──────── Dataset

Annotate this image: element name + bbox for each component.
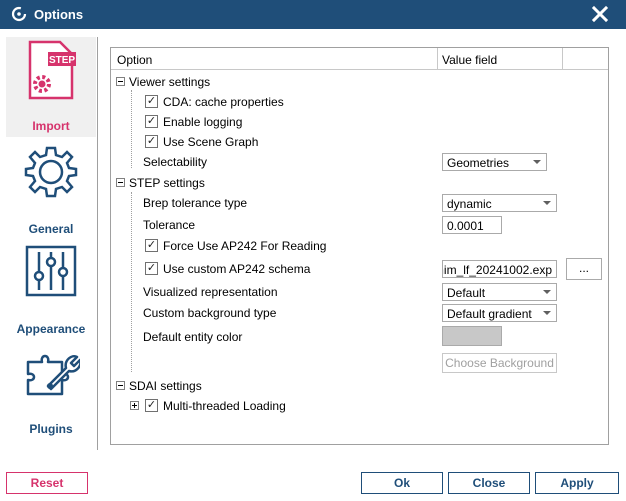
nav-label-appearance: Appearance <box>16 322 86 336</box>
option-label: Tolerance <box>143 218 196 232</box>
dropdown-value: dynamic <box>447 197 492 211</box>
group-sdai-settings: SDAI settings <box>111 377 608 395</box>
option-label: Visualized representation <box>143 285 278 299</box>
column-header-option: Option <box>117 53 153 67</box>
apply-button[interactable]: Apply <box>535 472 619 494</box>
option-row: Default entity color <box>111 328 608 346</box>
multithread-checkbox[interactable]: ✓ <box>145 399 158 412</box>
group-viewer-settings: Viewer settings <box>111 73 608 91</box>
chevron-down-icon <box>543 311 551 315</box>
option-label: Use Scene Graph <box>163 135 259 149</box>
nav-label-general: General <box>28 222 74 236</box>
option-label: Force Use AP242 For Reading <box>163 239 327 253</box>
option-row: Tolerance <box>111 216 608 234</box>
option-label: Enable logging <box>163 115 243 129</box>
svg-text:STEP: STEP <box>49 55 75 66</box>
option-row: ✓ CDA: cache properties <box>111 93 608 111</box>
option-label: Multi-threaded Loading <box>163 399 286 413</box>
option-label: CDA: cache properties <box>163 95 284 109</box>
force-ap242-checkbox[interactable]: ✓ <box>145 239 158 252</box>
group-label: STEP settings <box>129 176 205 190</box>
group-label: Viewer settings <box>129 75 211 89</box>
chevron-down-icon <box>543 201 551 205</box>
chevron-down-icon <box>533 160 541 164</box>
enable-logging-checkbox[interactable]: ✓ <box>145 115 158 128</box>
choose-background-button[interactable]: Choose Background <box>442 353 557 373</box>
expand-toggle[interactable] <box>130 401 139 410</box>
custom-background-type-dropdown[interactable]: Default gradient <box>442 304 557 322</box>
category-nav: STEP Import General Appearance Plugins <box>0 29 100 449</box>
nav-item-general[interactable]: General <box>6 139 96 239</box>
ok-button[interactable]: Ok <box>361 472 443 494</box>
group-step-settings: STEP settings <box>111 174 608 192</box>
option-label: Brep tolerance type <box>143 196 248 210</box>
puzzle-wrench-icon <box>26 354 80 396</box>
column-header-value: Value field <box>442 53 498 67</box>
nav-item-plugins[interactable]: Plugins <box>6 339 96 439</box>
grid-header: Option Value field <box>111 48 608 70</box>
dropdown-value: Default gradient <box>447 307 532 321</box>
collapse-toggle[interactable] <box>116 381 125 390</box>
group-label: SDAI settings <box>129 379 202 393</box>
option-row: ✓ Use Scene Graph <box>111 133 608 151</box>
cda-cache-checkbox[interactable]: ✓ <box>145 95 158 108</box>
reset-button[interactable]: Reset <box>6 472 88 494</box>
nav-item-import[interactable]: STEP Import <box>6 37 96 137</box>
collapse-toggle[interactable] <box>116 178 125 187</box>
window-title: Options <box>34 7 84 22</box>
visualized-representation-dropdown[interactable]: Default <box>442 283 557 301</box>
option-label: Custom background type <box>143 306 277 320</box>
option-row: ✓ Force Use AP242 For Reading <box>111 237 608 255</box>
nav-divider <box>97 37 98 450</box>
brep-tolerance-type-dropdown[interactable]: dynamic <box>442 194 557 212</box>
column-separator[interactable] <box>437 48 438 70</box>
chevron-down-icon <box>543 290 551 294</box>
collapse-toggle[interactable] <box>116 77 125 86</box>
title-bar: Options <box>0 0 626 29</box>
option-label: Use custom AP242 schema <box>163 262 311 276</box>
close-icon[interactable] <box>590 4 610 24</box>
scene-graph-checkbox[interactable]: ✓ <box>145 135 158 148</box>
dropdown-value: Default <box>447 286 486 300</box>
options-grid: Option Value field Viewer settings ✓ CDA… <box>110 47 609 445</box>
schema-path-input[interactable]: mim_lf_20241002.exp <box>442 260 557 278</box>
option-row: ✓ Enable logging <box>111 113 608 131</box>
column-separator[interactable] <box>562 48 563 70</box>
selectability-dropdown[interactable]: Geometries <box>442 153 547 171</box>
option-row: ✓ Multi-threaded Loading <box>111 397 608 415</box>
nav-label-import: Import <box>32 119 70 133</box>
custom-schema-checkbox[interactable]: ✓ <box>145 262 158 275</box>
nav-item-appearance[interactable]: Appearance <box>6 239 96 339</box>
tolerance-input[interactable]: 0.0001 <box>442 216 502 234</box>
default-entity-color-swatch[interactable] <box>442 326 502 346</box>
option-label: Selectability <box>143 155 208 169</box>
option-label: Default entity color <box>143 330 243 344</box>
refresh-logo-icon <box>11 6 27 22</box>
nav-label-plugins: Plugins <box>29 422 73 436</box>
gear-icon <box>24 146 78 198</box>
sliders-icon <box>25 245 77 297</box>
step-file-gear-icon: STEP <box>28 40 76 100</box>
close-button[interactable]: Close <box>448 472 530 494</box>
schema-path-value: mim_lf_20241002.exp <box>442 263 552 277</box>
browse-button[interactable]: ... <box>566 258 602 280</box>
dropdown-value: Geometries <box>447 156 510 170</box>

────────────────

Copy out all of the data above line for line, unchanged, and leave out the pictures.

Annotate this image: element name + bbox for each component.
nav-label-appearance: Appearance <box>16 322 86 336</box>
option-label: Tolerance <box>143 218 196 232</box>
dropdown-value: dynamic <box>447 197 492 211</box>
group-sdai-settings: SDAI settings <box>111 377 608 395</box>
option-label: Visualized representation <box>143 285 278 299</box>
column-header-option: Option <box>117 53 153 67</box>
apply-button[interactable]: Apply <box>535 472 619 494</box>
option-row: Default entity color <box>111 328 608 346</box>
multithread-checkbox[interactable]: ✓ <box>145 399 158 412</box>
group-viewer-settings: Viewer settings <box>111 73 608 91</box>
chevron-down-icon <box>543 311 551 315</box>
option-label: Use Scene Graph <box>163 135 259 149</box>
nav-label-general: General <box>28 222 74 236</box>
option-label: Force Use AP242 For Reading <box>163 239 327 253</box>
option-row: Tolerance <box>111 216 608 234</box>
option-label: Enable logging <box>163 115 243 129</box>
svg-text:STEP: STEP <box>49 55 75 66</box>
option-row: ✓ CDA: cache properties <box>111 93 608 111</box>
option-label: Multi-threaded Loading <box>163 399 286 413</box>
option-label: CDA: cache properties <box>163 95 284 109</box>
force-ap242-checkbox[interactable]: ✓ <box>145 239 158 252</box>
group-label: STEP settings <box>129 176 205 190</box>
group-label: Viewer settings <box>129 75 211 89</box>
chevron-down-icon <box>543 201 551 205</box>
chevron-down-icon <box>533 160 541 164</box>
enable-logging-checkbox[interactable]: ✓ <box>145 115 158 128</box>
choose-background-button[interactable]: Choose Background <box>442 353 557 373</box>
expand-toggle[interactable] <box>130 401 139 410</box>
custom-background-type-dropdown[interactable]: Default gradient <box>442 304 557 322</box>
category-nav: STEP Import General Appearance Plugins <box>0 29 100 449</box>
nav-item-general[interactable]: General <box>6 139 96 239</box>
ok-button[interactable]: Ok <box>361 472 443 494</box>
group-step-settings: STEP settings <box>111 174 608 192</box>
option-label: Brep tolerance type <box>143 196 248 210</box>
puzzle-wrench-icon <box>26 354 80 396</box>
column-header-value: Value field <box>442 53 498 67</box>
nav-item-plugins[interactable]: Plugins <box>6 339 96 439</box>
grid-header: Option Value field <box>111 48 608 70</box>
dropdown-value: Default gradient <box>447 307 532 321</box>
collapse-toggle[interactable] <box>116 381 125 390</box>
group-label: SDAI settings <box>129 379 202 393</box>
option-row: ✓ Use Scene Graph <box>111 133 608 151</box>
cda-cache-checkbox[interactable]: ✓ <box>145 95 158 108</box>
reset-button[interactable]: Reset <box>6 472 88 494</box>
nav-item-import[interactable]: STEP Import <box>6 37 96 137</box>
collapse-toggle[interactable] <box>116 178 125 187</box>
window-title: Options <box>34 7 84 22</box>
visualized-representation-dropdown[interactable]: Default <box>442 283 557 301</box>
option-label: Custom background type <box>143 306 277 320</box>
option-row: ✓ Force Use AP242 For Reading <box>111 237 608 255</box>
nav-divider <box>97 37 98 450</box>
brep-tolerance-type-dropdown[interactable]: dynamic <box>442 194 557 212</box>
column-separator[interactable] <box>437 48 438 70</box>
chevron-down-icon <box>543 290 551 294</box>
collapse-toggle[interactable] <box>116 77 125 86</box>
title-bar: Options <box>0 0 626 29</box>
option-label: Use custom AP242 schema <box>163 262 311 276</box>
close-icon[interactable] <box>590 4 610 24</box>
scene-graph-checkbox[interactable]: ✓ <box>145 135 158 148</box>
dropdown-value: Default <box>447 286 486 300</box>
options-grid: Option Value field Viewer settings ✓ CDA… <box>110 47 609 445</box>
schema-path-input[interactable]: mim_lf_20241002.exp <box>442 260 557 278</box>
option-row: ✓ Enable logging <box>111 113 608 131</box>
column-separator[interactable] <box>562 48 563 70</box>
selectability-dropdown[interactable]: Geometries <box>442 153 547 171</box>
option-row: ✓ Multi-threaded Loading <box>111 397 608 415</box>
nav-label-import: Import <box>32 119 70 133</box>
custom-schema-checkbox[interactable]: ✓ <box>145 262 158 275</box>
nav-item-appearance[interactable]: Appearance <box>6 239 96 339</box>
tolerance-input[interactable]: 0.0001 <box>442 216 502 234</box>
default-entity-color-swatch[interactable] <box>442 326 502 346</box>
option-label: Selectability <box>143 155 208 169</box>
option-label: Default entity color <box>143 330 243 344</box>
refresh-logo-icon <box>11 6 27 22</box>
nav-label-plugins: Plugins <box>29 422 73 436</box>
gear-icon <box>24 146 78 198</box>
sliders-icon <box>25 245 77 297</box>
step-file-gear-icon: STEP <box>28 40 76 100</box>
close-button[interactable]: Close <box>448 472 530 494</box>
schema-path-value: mim_lf_20241002.exp <box>442 263 552 277</box>
browse-button[interactable]: ... <box>566 258 602 280</box>
dropdown-value: Geometries <box>447 156 510 170</box>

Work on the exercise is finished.